EXERCISE INPUTS:
- - -
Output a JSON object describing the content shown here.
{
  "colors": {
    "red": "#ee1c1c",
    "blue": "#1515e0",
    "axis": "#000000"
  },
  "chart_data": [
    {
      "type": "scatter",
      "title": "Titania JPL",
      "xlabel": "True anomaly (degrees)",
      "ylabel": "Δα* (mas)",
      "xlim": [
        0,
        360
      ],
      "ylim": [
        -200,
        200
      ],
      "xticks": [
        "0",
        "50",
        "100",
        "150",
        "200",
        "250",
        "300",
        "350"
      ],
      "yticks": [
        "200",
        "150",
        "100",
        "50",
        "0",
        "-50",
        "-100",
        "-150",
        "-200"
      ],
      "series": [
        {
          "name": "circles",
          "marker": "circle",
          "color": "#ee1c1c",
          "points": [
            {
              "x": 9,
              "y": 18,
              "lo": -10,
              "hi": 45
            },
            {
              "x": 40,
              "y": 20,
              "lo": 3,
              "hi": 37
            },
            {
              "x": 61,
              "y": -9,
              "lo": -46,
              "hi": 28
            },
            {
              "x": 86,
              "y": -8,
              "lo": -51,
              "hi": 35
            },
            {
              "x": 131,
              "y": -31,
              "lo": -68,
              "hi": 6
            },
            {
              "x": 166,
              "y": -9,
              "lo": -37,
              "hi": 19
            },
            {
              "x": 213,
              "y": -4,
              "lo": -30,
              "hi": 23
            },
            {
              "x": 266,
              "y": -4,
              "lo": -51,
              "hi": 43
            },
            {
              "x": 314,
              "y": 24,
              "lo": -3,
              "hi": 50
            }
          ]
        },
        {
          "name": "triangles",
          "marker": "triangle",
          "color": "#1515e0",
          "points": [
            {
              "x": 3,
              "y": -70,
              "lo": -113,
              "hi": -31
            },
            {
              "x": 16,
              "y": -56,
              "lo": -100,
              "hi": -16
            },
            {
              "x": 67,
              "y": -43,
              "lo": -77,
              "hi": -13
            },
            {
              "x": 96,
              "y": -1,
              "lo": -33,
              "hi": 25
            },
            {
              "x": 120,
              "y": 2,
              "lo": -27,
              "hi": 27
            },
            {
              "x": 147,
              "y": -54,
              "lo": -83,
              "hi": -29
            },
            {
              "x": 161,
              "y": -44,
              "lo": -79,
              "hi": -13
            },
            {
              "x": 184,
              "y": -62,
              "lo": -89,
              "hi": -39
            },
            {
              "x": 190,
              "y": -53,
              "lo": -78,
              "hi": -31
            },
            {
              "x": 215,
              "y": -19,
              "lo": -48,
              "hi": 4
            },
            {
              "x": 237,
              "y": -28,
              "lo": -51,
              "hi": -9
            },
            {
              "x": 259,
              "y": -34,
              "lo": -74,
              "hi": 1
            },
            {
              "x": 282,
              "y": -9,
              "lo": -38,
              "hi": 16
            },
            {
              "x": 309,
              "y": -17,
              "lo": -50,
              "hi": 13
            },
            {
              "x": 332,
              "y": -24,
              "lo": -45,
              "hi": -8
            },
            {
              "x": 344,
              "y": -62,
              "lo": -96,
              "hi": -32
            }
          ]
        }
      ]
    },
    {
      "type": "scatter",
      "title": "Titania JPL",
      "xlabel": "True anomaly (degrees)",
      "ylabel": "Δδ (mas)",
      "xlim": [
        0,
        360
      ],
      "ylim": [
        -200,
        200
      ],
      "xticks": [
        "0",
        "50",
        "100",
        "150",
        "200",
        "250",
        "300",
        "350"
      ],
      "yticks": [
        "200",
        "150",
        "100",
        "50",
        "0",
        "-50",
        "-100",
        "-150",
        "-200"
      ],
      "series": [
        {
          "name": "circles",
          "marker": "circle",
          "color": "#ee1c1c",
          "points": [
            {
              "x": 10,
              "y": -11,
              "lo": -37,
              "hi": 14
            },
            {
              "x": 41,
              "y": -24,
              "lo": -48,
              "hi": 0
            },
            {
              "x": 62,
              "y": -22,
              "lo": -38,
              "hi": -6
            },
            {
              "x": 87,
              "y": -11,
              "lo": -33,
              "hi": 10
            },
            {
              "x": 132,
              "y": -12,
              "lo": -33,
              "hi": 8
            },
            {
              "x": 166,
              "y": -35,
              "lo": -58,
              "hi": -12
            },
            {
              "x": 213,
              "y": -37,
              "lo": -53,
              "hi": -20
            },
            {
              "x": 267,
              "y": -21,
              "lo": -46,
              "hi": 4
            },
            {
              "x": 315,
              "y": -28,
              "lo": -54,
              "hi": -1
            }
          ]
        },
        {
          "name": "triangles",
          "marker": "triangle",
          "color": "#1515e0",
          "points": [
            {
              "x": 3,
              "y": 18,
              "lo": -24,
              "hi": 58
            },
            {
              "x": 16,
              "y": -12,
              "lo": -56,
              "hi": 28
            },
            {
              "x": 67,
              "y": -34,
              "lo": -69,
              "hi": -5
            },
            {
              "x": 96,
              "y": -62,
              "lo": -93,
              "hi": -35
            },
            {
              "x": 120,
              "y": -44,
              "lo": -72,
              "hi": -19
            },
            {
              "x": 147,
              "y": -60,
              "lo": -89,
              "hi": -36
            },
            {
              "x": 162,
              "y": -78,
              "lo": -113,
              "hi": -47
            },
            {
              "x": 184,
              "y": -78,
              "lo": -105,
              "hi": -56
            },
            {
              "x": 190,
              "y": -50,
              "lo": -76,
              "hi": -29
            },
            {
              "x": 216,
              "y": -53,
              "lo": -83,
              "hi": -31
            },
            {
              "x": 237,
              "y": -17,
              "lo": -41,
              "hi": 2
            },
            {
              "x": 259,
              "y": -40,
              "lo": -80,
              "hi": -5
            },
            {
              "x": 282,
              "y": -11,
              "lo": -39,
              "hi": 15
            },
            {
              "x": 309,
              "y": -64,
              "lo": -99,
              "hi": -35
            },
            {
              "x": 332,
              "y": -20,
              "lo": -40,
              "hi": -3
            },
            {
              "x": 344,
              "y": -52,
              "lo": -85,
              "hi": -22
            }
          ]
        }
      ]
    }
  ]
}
- - -
DIRECTIONS:
Extract each entry in full, exactly as given.

RIGHT ANSWER:
Output a JSON object describing the content shown here.
{
  "colors": {
    "red": "#ee1c1c",
    "blue": "#1515e0",
    "axis": "#000000"
  },
  "chart_data": [
    {
      "type": "scatter",
      "title": "Titania JPL",
      "xlabel": "True anomaly (degrees)",
      "ylabel": "Δα* (mas)",
      "xlim": [
        0,
        360
      ],
      "ylim": [
        -200,
        200
      ],
      "xticks": [
        "0",
        "50",
        "100",
        "150",
        "200",
        "250",
        "300",
        "350"
      ],
      "yticks": [
        "200",
        "150",
        "100",
        "50",
        "0",
        "-50",
        "-100",
        "-150",
        "-200"
      ],
      "series": [
        {
          "name": "circles",
          "marker": "circle",
          "color": "#ee1c1c",
          "points": [
            {
              "x": 9,
              "y": 18,
              "lo": -10,
              "hi": 45
            },
            {
              "x": 40,
              "y": 20,
              "lo": 3,
              "hi": 37
            },
            {
              "x": 61,
              "y": -9,
              "lo": -46,
              "hi": 28
            },
            {
              "x": 86,
              "y": -8,
              "lo": -51,
              "hi": 35
            },
            {
              "x": 131,
              "y": -31,
              "lo": -68,
              "hi": 6
            },
            {
              "x": 166,
              "y": -9,
              "lo": -37,
              "hi": 19
            },
            {
              "x": 213,
              "y": -4,
              "lo": -30,
              "hi": 23
            },
            {
              "x": 266,
              "y": -4,
              "lo": -51,
              "hi": 43
            },
            {
              "x": 314,
              "y": 24,
              "lo": -3,
              "hi": 50
            }
          ]
        },
        {
          "name": "triangles",
          "marker": "triangle",
          "color": "#1515e0",
          "points": [
            {
              "x": 3,
              "y": -70,
              "lo": -113,
              "hi": -31
            },
            {
              "x": 16,
              "y": -56,
              "lo": -100,
              "hi": -16
            },
            {
              "x": 67,
              "y": -43,
              "lo": -77,
              "hi": -13
            },
            {
              "x": 96,
              "y": -1,
              "lo": -33,
              "hi": 25
            },
            {
              "x": 120,
              "y": 2,
              "lo": -27,
              "hi": 27
            },
            {
              "x": 147,
              "y": -54,
              "lo": -83,
              "hi": -29
            },
            {
              "x": 161,
              "y": -44,
              "lo": -79,
              "hi": -13
            },
            {
              "x": 184,
              "y": -62,
              "lo": -89,
              "hi": -39
            },
            {
              "x": 190,
              "y": -53,
              "lo": -78,
              "hi": -31
            },
            {
              "x": 215,
              "y": -19,
              "lo": -48,
              "hi": 4
            },
            {
              "x": 237,
              "y": -28,
              "lo": -51,
              "hi": -9
            },
            {
              "x": 259,
              "y": -34,
              "lo": -74,
              "hi": 1
            },
            {
              "x": 282,
              "y": -9,
              "lo": -38,
              "hi": 16
            },
            {
              "x": 309,
              "y": -17,
              "lo": -50,
              "hi": 13
            },
            {
              "x": 332,
              "y": -24,
              "lo": -45,
              "hi": -8
            },
            {
              "x": 344,
              "y": -62,
              "lo": -96,
              "hi": -32
            }
          ]
        }
      ]
    },
    {
      "type": "scatter",
      "title": "Titania JPL",
      "xlabel": "True anomaly (degrees)",
      "ylabel": "Δδ (mas)",
      "xlim": [
        0,
        360
      ],
      "ylim": [
        -200,
        200
      ],
      "xticks": [
        "0",
        "50",
        "100",
        "150",
        "200",
        "250",
        "300",
        "350"
      ],
      "yticks": [
        "200",
        "150",
        "100",
        "50",
        "0",
        "-50",
        "-100",
        "-150",
        "-200"
      ],
      "series": [
        {
          "name": "circles",
          "marker": "circle",
          "color": "#ee1c1c",
          "points": [
            {
              "x": 10,
              "y": -11,
              "lo": -37,
              "hi": 14
            },
            {
              "x": 41,
              "y": -24,
              "lo": -48,
              "hi": 0
            },
            {
              "x": 62,
              "y": -22,
              "lo": -38,
              "hi": -6
            },
            {
              "x": 87,
              "y": -11,
              "lo": -33,
              "hi": 10
            },
            {
              "x": 132,
              "y": -12,
              "lo": -33,
              "hi": 8
            },
            {
              "x": 166,
              "y": -35,
              "lo": -58,
              "hi": -12
            },
            {
              "x": 213,
              "y": -37,
              "lo": -53,
              "hi": -20
            },
            {
              "x": 267,
              "y": -21,
              "lo": -46,
              "hi": 4
            },
            {
              "x": 315,
              "y": -28,
              "lo": -54,
              "hi": -1
            }
          ]
        },
        {
          "name": "triangles",
          "marker": "triangle",
          "color": "#1515e0",
          "points": [
            {
              "x": 3,
              "y": 18,
              "lo": -24,
              "hi": 58
            },
            {
              "x": 16,
              "y": -12,
              "lo": -56,
              "hi": 28
            },
            {
              "x": 67,
              "y": -34,
              "lo": -69,
              "hi": -5
            },
            {
              "x": 96,
              "y": -62,
              "lo": -93,
              "hi": -35
            },
            {
              "x": 120,
              "y": -44,
              "lo": -72,
              "hi": -19
            },
            {
              "x": 147,
              "y": -60,
              "lo": -89,
              "hi": -36
            },
            {
              "x": 162,
              "y": -78,
              "lo": -113,
              "hi": -47
            },
            {
              "x": 184,
              "y": -78,
              "lo": -105,
              "hi": -56
            },
            {
              "x": 190,
              "y": -50,
              "lo": -76,
              "hi": -29
            },
            {
              "x": 216,
              "y": -53,
              "lo": -83,
              "hi": -31
            },
            {
              "x": 237,
              "y": -17,
              "lo": -41,
              "hi": 2
            },
            {
              "x": 259,
              "y": -40,
              "lo": -80,
              "hi": -5
            },
            {
              "x": 282,
              "y": -11,
              "lo": -39,
              "hi": 15
            },
            {
              "x": 309,
              "y": -64,
              "lo": -99,
              "hi": -35
            },
            {
              "x": 332,
              "y": -20,
              "lo": -40,
              "hi": -3
            },
            {
              "x": 344,
              "y": -52,
              "lo": -85,
              "hi": -22
            }
          ]
        }
      ]
    }
  ]
}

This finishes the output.